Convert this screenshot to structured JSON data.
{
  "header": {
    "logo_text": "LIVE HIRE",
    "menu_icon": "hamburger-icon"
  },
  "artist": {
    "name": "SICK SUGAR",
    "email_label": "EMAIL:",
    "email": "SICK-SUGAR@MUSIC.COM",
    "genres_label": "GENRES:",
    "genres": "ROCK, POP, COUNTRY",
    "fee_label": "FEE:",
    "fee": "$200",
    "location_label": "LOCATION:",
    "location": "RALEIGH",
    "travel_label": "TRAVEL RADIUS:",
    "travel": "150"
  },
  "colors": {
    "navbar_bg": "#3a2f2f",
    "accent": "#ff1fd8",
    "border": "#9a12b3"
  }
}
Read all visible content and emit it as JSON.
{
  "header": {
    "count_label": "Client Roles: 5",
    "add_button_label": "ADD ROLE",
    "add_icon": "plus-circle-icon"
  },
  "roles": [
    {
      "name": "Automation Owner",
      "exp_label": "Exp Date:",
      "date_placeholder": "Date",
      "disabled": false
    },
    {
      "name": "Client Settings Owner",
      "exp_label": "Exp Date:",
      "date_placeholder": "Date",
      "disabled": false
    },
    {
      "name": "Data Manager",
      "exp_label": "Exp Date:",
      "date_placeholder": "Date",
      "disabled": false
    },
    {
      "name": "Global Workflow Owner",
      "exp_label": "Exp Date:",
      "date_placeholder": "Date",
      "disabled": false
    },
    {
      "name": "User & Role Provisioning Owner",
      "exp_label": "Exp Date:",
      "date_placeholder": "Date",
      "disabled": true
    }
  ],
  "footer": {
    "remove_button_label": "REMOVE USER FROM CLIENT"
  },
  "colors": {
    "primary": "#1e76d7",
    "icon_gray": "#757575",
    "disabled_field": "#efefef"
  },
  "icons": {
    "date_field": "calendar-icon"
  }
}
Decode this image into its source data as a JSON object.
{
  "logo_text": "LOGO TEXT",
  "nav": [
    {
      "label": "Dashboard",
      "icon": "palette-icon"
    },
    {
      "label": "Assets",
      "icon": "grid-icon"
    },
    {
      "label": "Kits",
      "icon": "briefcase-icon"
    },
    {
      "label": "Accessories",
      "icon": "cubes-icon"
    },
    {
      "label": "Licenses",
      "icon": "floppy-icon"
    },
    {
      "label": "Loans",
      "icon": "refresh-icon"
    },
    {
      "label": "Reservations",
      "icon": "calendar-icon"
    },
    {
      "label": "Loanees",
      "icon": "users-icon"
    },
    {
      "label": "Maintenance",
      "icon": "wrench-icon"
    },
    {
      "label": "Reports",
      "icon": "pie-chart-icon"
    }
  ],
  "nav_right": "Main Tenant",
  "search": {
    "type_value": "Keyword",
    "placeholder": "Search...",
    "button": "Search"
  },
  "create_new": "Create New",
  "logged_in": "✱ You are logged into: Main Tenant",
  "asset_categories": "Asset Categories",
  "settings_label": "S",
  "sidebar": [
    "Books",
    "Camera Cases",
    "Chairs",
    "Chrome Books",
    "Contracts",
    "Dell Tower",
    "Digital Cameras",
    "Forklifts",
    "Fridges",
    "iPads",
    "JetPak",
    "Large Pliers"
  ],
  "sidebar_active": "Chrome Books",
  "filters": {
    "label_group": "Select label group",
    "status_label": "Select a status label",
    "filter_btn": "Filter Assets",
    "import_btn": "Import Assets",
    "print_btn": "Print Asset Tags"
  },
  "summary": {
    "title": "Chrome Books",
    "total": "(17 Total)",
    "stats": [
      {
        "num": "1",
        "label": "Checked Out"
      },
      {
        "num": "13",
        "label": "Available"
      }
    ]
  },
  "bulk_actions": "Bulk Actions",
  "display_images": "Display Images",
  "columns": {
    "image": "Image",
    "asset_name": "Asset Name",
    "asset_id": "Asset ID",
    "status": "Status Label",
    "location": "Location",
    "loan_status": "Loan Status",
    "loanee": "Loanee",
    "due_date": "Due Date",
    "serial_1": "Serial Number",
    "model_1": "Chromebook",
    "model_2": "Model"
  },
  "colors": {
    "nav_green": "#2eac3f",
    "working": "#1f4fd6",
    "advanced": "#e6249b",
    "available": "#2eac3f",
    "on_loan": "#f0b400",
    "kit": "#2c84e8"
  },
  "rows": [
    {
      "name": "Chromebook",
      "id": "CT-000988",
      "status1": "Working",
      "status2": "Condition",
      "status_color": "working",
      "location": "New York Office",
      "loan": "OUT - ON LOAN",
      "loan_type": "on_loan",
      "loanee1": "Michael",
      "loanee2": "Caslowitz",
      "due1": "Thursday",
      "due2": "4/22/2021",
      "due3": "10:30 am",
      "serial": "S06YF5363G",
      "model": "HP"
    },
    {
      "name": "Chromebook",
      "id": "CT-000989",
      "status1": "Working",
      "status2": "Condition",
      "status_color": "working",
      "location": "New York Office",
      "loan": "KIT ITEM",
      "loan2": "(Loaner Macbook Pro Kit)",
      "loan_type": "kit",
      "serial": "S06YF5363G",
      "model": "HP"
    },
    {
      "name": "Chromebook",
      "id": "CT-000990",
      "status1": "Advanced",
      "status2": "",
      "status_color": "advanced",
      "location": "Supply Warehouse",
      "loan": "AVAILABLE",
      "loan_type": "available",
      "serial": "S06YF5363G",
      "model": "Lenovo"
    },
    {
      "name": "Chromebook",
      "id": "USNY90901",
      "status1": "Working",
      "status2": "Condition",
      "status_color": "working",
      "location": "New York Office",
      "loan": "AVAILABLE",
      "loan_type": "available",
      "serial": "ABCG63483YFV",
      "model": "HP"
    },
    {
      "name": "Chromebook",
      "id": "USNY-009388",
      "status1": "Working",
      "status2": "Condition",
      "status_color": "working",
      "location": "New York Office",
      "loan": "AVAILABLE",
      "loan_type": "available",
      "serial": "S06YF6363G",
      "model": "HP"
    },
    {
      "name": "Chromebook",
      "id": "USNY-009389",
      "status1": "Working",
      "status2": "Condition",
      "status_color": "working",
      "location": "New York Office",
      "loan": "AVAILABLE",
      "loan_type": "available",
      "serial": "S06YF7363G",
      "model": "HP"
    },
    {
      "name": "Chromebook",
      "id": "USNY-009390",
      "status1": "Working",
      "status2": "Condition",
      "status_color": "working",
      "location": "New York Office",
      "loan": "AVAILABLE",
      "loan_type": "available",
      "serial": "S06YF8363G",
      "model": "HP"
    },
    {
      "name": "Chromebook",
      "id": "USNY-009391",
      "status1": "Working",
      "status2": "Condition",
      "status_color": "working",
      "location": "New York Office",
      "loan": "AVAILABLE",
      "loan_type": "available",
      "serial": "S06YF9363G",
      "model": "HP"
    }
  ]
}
---
● Written instruction: Return the listing above in full, character for character.

● Solution for this problem:
Convert this screenshot to structured JSON data.
{
  "header": {
    "logo_text": "LIVE HIRE",
    "menu_icon": "hamburger-icon"
  },
  "artist": {
    "name": "SICK SUGAR",
    "email_label": "EMAIL:",
    "email": "SICK-SUGAR@MUSIC.COM",
    "genres_label": "GENRES:",
    "genres": "ROCK, POP, COUNTRY",
    "fee_label": "FEE:",
    "fee": "$200",
    "location_label": "LOCATION:",
    "location": "RALEIGH",
    "travel_label": "TRAVEL RADIUS:",
    "travel": "150"
  },
  "colors": {
    "navbar_bg": "#3a2f2f",
    "accent": "#ff1fd8",
    "border": "#9a12b3"
  }
}
Read all visible content and emit it as JSON.
{
  "header": {
    "count_label": "Client Roles: 5",
    "add_button_label": "ADD ROLE",
    "add_icon": "plus-circle-icon"
  },
  "roles": [
    {
      "name": "Automation Owner",
      "exp_label": "Exp Date:",
      "date_placeholder": "Date",
      "disabled": false
    },
    {
      "name": "Client Settings Owner",
      "exp_label": "Exp Date:",
      "date_placeholder": "Date",
      "disabled": false
    },
    {
      "name": "Data Manager",
      "exp_label": "Exp Date:",
      "date_placeholder": "Date",
      "disabled": false
    },
    {
      "name": "Global Workflow Owner",
      "exp_label": "Exp Date:",
      "date_placeholder": "Date",
      "disabled": false
    },
    {
      "name": "User & Role Provisioning Owner",
      "exp_label": "Exp Date:",
      "date_placeholder": "Date",
      "disabled": true
    }
  ],
  "footer": {
    "remove_button_label": "REMOVE USER FROM CLIENT"
  },
  "colors": {
    "primary": "#1e76d7",
    "icon_gray": "#757575",
    "disabled_field": "#efefef"
  },
  "icons": {
    "date_field": "calendar-icon"
  }
}
Decode this image into its source data as a JSON object.
{
  "logo_text": "LOGO TEXT",
  "nav": [
    {
      "label": "Dashboard",
      "icon": "palette-icon"
    },
    {
      "label": "Assets",
      "icon": "grid-icon"
    },
    {
      "label": "Kits",
      "icon": "briefcase-icon"
    },
    {
      "label": "Accessories",
      "icon": "cubes-icon"
    },
    {
      "label": "Licenses",
      "icon": "floppy-icon"
    },
    {
      "label": "Loans",
      "icon": "refresh-icon"
    },
    {
      "label": "Reservations",
      "icon": "calendar-icon"
    },
    {
      "label": "Loanees",
      "icon": "users-icon"
    },
    {
      "label": "Maintenance",
      "icon": "wrench-icon"
    },
    {
      "label": "Reports",
      "icon": "pie-chart-icon"
    }
  ],
  "nav_right": "Main Tenant",
  "search": {
    "type_value": "Keyword",
    "placeholder": "Search...",
    "button": "Search"
  },
  "create_new": "Create New",
  "logged_in": "✱ You are logged into: Main Tenant",
  "asset_categories": "Asset Categories",
  "settings_label": "S",
  "sidebar": [
    "Books",
    "Camera Cases",
    "Chairs",
    "Chrome Books",
    "Contracts",
    "Dell Tower",
    "Digital Cameras",
    "Forklifts",
    "Fridges",
    "iPads",
    "JetPak",
    "Large Pliers"
  ],
  "sidebar_active": "Chrome Books",
  "filters": {
    "label_group": "Select label group",
    "status_label": "Select a status label",
    "filter_btn": "Filter Assets",
    "import_btn": "Import Assets",
    "print_btn": "Print Asset Tags"
  },
  "summary": {
    "title": "Chrome Books",
    "total": "(17 Total)",
    "stats": [
      {
        "num": "1",
        "label": "Checked Out"
      },
      {
        "num": "13",
        "label": "Available"
      }
    ]
  },
  "bulk_actions": "Bulk Actions",
  "display_images": "Display Images",
  "columns": {
    "image": "Image",
    "asset_name": "Asset Name",
    "asset_id": "Asset ID",
    "status": "Status Label",
    "location": "Location",
    "loan_status": "Loan Status",
    "loanee": "Loanee",
    "due_date": "Due Date",
    "serial_1": "Serial Number",
    "model_1": "Chromebook",
    "model_2": "Model"
  },
  "colors": {
    "nav_green": "#2eac3f",
    "working": "#1f4fd6",
    "advanced": "#e6249b",
    "available": "#2eac3f",
    "on_loan": "#f0b400",
    "kit": "#2c84e8"
  },
  "rows": [
    {
      "name": "Chromebook",
      "id": "CT-000988",
      "status1": "Working",
      "status2": "Condition",
      "status_color": "working",
      "location": "New York Office",
      "loan": "OUT - ON LOAN",
      "loan_type": "on_loan",
      "loanee1": "Michael",
      "loanee2": "Caslowitz",
      "due1": "Thursday",
      "due2": "4/22/2021",
      "due3": "10:30 am",
      "serial": "S06YF5363G",
      "model": "HP"
    },
    {
      "name": "Chromebook",
      "id": "CT-000989",
      "status1": "Working",
      "status2": "Condition",
      "status_color": "working",
      "location": "New York Office",
      "loan": "KIT ITEM",
      "loan2": "(Loaner Macbook Pro Kit)",
      "loan_type": "kit",
      "serial": "S06YF5363G",
      "model": "HP"
    },
    {
      "name": "Chromebook",
      "id": "CT-000990",
      "status1": "Advanced",
      "status2": "",
      "status_color": "advanced",
      "location": "Supply Warehouse",
      "loan": "AVAILABLE",
      "loan_type": "available",
      "serial": "S06YF5363G",
      "model": "Lenovo"
    },
    {
      "name": "Chromebook",
      "id": "USNY90901",
      "status1": "Working",
      "status2": "Condition",
      "status_color": "working",
      "location": "New York Office",
      "loan": "AVAILABLE",
      "loan_type": "available",
      "serial": "ABCG63483YFV",
      "model": "HP"
    },
    {
      "name": "Chromebook",
      "id": "USNY-009388",
      "status1": "Working",
      "status2": "Condition",
      "status_color": "working",
      "location": "New York Office",
      "loan": "AVAILABLE",
      "loan_type": "available",
      "serial": "S06YF6363G",
      "model": "HP"
    },
    {
      "name": "Chromebook",
      "id": "USNY-009389",
      "status1": "Working",
      "status2": "Condition",
      "status_color": "working",
      "location": "New York Office",
      "loan": "AVAILABLE",
      "loan_type": "available",
      "serial": "S06YF7363G",
      "model": "HP"
    },
    {
      "name": "Chromebook",
      "id": "USNY-009390",
      "status1": "Working",
      "status2": "Condition",
      "status_color": "working",
      "location": "New York Office",
      "loan": "AVAILABLE",
      "loan_type": "available",
      "serial": "S06YF8363G",
      "model": "HP"
    },
    {
      "name": "Chromebook",
      "id": "USNY-009391",
      "status1": "Working",
      "status2": "Condition",
      "status_color": "working",
      "location": "New York Office",
      "loan": "AVAILABLE",
      "loan_type": "available",
      "serial": "S06YF9363G",
      "model": "HP"
    }
  ]
}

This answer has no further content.